Description of the task: Your task is to print every entry below exactly as given.

-- Begin Listed records --

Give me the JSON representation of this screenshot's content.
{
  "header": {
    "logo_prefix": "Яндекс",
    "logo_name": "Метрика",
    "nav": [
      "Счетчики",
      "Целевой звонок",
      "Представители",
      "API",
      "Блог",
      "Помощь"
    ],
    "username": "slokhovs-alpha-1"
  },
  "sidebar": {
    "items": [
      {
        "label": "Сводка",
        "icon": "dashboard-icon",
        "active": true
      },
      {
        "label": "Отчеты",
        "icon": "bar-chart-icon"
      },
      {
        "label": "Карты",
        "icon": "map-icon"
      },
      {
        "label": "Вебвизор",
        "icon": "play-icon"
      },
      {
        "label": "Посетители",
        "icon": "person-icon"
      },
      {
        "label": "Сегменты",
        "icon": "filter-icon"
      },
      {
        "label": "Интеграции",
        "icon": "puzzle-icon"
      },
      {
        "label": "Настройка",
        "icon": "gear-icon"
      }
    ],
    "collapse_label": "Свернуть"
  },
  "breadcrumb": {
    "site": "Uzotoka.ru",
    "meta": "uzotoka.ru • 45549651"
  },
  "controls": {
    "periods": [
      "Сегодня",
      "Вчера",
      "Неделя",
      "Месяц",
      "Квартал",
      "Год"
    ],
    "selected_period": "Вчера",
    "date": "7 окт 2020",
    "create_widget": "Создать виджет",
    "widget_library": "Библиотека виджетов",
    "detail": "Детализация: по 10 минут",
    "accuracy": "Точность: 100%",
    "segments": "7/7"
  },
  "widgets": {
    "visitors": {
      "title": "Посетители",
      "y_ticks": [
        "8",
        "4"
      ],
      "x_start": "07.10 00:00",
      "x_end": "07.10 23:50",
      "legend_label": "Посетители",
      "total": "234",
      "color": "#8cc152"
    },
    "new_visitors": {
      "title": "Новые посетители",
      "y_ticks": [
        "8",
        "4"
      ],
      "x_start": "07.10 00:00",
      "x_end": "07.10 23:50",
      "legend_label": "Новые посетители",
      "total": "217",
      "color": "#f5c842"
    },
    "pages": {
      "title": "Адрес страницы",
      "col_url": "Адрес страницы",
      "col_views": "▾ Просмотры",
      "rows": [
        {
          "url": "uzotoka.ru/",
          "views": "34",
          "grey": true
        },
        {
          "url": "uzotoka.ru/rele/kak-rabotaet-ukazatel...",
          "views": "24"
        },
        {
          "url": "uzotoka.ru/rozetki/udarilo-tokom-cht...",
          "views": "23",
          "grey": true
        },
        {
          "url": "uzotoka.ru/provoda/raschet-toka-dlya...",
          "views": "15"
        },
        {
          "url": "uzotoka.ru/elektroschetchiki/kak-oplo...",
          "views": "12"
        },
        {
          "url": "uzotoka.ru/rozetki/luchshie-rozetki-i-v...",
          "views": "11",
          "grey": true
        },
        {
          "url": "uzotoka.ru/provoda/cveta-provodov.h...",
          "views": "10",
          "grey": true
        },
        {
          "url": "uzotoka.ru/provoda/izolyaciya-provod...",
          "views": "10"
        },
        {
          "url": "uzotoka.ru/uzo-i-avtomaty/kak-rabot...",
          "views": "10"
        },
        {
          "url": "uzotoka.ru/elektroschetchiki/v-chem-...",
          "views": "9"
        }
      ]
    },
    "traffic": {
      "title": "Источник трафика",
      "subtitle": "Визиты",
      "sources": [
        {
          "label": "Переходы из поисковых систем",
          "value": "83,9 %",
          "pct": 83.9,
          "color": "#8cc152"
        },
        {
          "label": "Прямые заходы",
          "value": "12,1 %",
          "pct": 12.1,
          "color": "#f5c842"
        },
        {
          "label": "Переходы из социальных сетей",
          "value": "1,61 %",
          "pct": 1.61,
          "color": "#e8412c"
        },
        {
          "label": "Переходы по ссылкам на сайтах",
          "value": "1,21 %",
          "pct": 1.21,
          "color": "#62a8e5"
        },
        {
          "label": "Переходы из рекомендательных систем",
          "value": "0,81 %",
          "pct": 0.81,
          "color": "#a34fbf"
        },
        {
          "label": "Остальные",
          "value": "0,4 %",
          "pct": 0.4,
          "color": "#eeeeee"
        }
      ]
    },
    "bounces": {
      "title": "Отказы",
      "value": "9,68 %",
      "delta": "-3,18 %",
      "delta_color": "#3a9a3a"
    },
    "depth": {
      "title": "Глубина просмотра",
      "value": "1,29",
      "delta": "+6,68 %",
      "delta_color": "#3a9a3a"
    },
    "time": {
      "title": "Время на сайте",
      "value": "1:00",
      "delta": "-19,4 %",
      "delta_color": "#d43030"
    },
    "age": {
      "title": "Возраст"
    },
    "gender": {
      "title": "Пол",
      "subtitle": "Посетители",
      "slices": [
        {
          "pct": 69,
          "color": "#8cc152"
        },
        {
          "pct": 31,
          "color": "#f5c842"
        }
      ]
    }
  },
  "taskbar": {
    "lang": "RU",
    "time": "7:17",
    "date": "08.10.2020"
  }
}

-- End Listed records --

Correct result:
Give me the JSON representation of this screenshot's content.
{
  "header": {
    "logo_prefix": "Яндекс",
    "logo_name": "Метрика",
    "nav": [
      "Счетчики",
      "Целевой звонок",
      "Представители",
      "API",
      "Блог",
      "Помощь"
    ],
    "username": "slokhovs-alpha-1"
  },
  "sidebar": {
    "items": [
      {
        "label": "Сводка",
        "icon": "dashboard-icon",
        "active": true
      },
      {
        "label": "Отчеты",
        "icon": "bar-chart-icon"
      },
      {
        "label": "Карты",
        "icon": "map-icon"
      },
      {
        "label": "Вебвизор",
        "icon": "play-icon"
      },
      {
        "label": "Посетители",
        "icon": "person-icon"
      },
      {
        "label": "Сегменты",
        "icon": "filter-icon"
      },
      {
        "label": "Интеграции",
        "icon": "puzzle-icon"
      },
      {
        "label": "Настройка",
        "icon": "gear-icon"
      }
    ],
    "collapse_label": "Свернуть"
  },
  "breadcrumb": {
    "site": "Uzotoka.ru",
    "meta": "uzotoka.ru • 45549651"
  },
  "controls": {
    "periods": [
      "Сегодня",
      "Вчера",
      "Неделя",
      "Месяц",
      "Квартал",
      "Год"
    ],
    "selected_period": "Вчера",
    "date": "7 окт 2020",
    "create_widget": "Создать виджет",
    "widget_library": "Библиотека виджетов",
    "detail": "Детализация: по 10 минут",
    "accuracy": "Точность: 100%",
    "segments": "7/7"
  },
  "widgets": {
    "visitors": {
      "title": "Посетители",
      "y_ticks": [
        "8",
        "4"
      ],
      "x_start": "07.10 00:00",
      "x_end": "07.10 23:50",
      "legend_label": "Посетители",
      "total": "234",
      "color": "#8cc152"
    },
    "new_visitors": {
      "title": "Новые посетители",
      "y_ticks": [
        "8",
        "4"
      ],
      "x_start": "07.10 00:00",
      "x_end": "07.10 23:50",
      "legend_label": "Новые посетители",
      "total": "217",
      "color": "#f5c842"
    },
    "pages": {
      "title": "Адрес страницы",
      "col_url": "Адрес страницы",
      "col_views": "▾ Просмотры",
      "rows": [
        {
          "url": "uzotoka.ru/",
          "views": "34",
          "grey": true
        },
        {
          "url": "uzotoka.ru/rele/kak-rabotaet-ukazatel...",
          "views": "24"
        },
        {
          "url": "uzotoka.ru/rozetki/udarilo-tokom-cht...",
          "views": "23",
          "grey": true
        },
        {
          "url": "uzotoka.ru/provoda/raschet-toka-dlya...",
          "views": "15"
        },
        {
          "url": "uzotoka.ru/elektroschetchiki/kak-oplo...",
          "views": "12"
        },
        {
          "url": "uzotoka.ru/rozetki/luchshie-rozetki-i-v...",
          "views": "11",
          "grey": true
        },
        {
          "url": "uzotoka.ru/provoda/cveta-provodov.h...",
          "views": "10",
          "grey": true
        },
        {
          "url": "uzotoka.ru/provoda/izolyaciya-provod...",
          "views": "10"
        },
        {
          "url": "uzotoka.ru/uzo-i-avtomaty/kak-rabot...",
          "views": "10"
        },
        {
          "url": "uzotoka.ru/elektroschetchiki/v-chem-...",
          "views": "9"
        }
      ]
    },
    "traffic": {
      "title": "Источник трафика",
      "subtitle": "Визиты",
      "sources": [
        {
          "label": "Переходы из поисковых систем",
          "value": "83,9 %",
          "pct": 83.9,
          "color": "#8cc152"
        },
        {
          "label": "Прямые заходы",
          "value": "12,1 %",
          "pct": 12.1,
          "color": "#f5c842"
        },
        {
          "label": "Переходы из социальных сетей",
          "value": "1,61 %",
          "pct": 1.61,
          "color": "#e8412c"
        },
        {
          "label": "Переходы по ссылкам на сайтах",
          "value": "1,21 %",
          "pct": 1.21,
          "color": "#62a8e5"
        },
        {
          "label": "Переходы из рекомендательных систем",
          "value": "0,81 %",
          "pct": 0.81,
          "color": "#a34fbf"
        },
        {
          "label": "Остальные",
          "value": "0,4 %",
          "pct": 0.4,
          "color": "#eeeeee"
        }
      ]
    },
    "bounces": {
      "title": "Отказы",
      "value": "9,68 %",
      "delta": "-3,18 %",
      "delta_color": "#3a9a3a"
    },
    "depth": {
      "title": "Глубина просмотра",
      "value": "1,29",
      "delta": "+6,68 %",
      "delta_color": "#3a9a3a"
    },
    "time": {
      "title": "Время на сайте",
      "value": "1:00",
      "delta": "-19,4 %",
      "delta_color": "#d43030"
    },
    "age": {
      "title": "Возраст"
    },
    "gender": {
      "title": "Пол",
      "subtitle": "Посетители",
      "slices": [
        {
          "pct": 69,
          "color": "#8cc152"
        },
        {
          "pct": 31,
          "color": "#f5c842"
        }
      ]
    }
  },
  "taskbar": {
    "lang": "RU",
    "time": "7:17",
    "date": "08.10.2020"
  }
}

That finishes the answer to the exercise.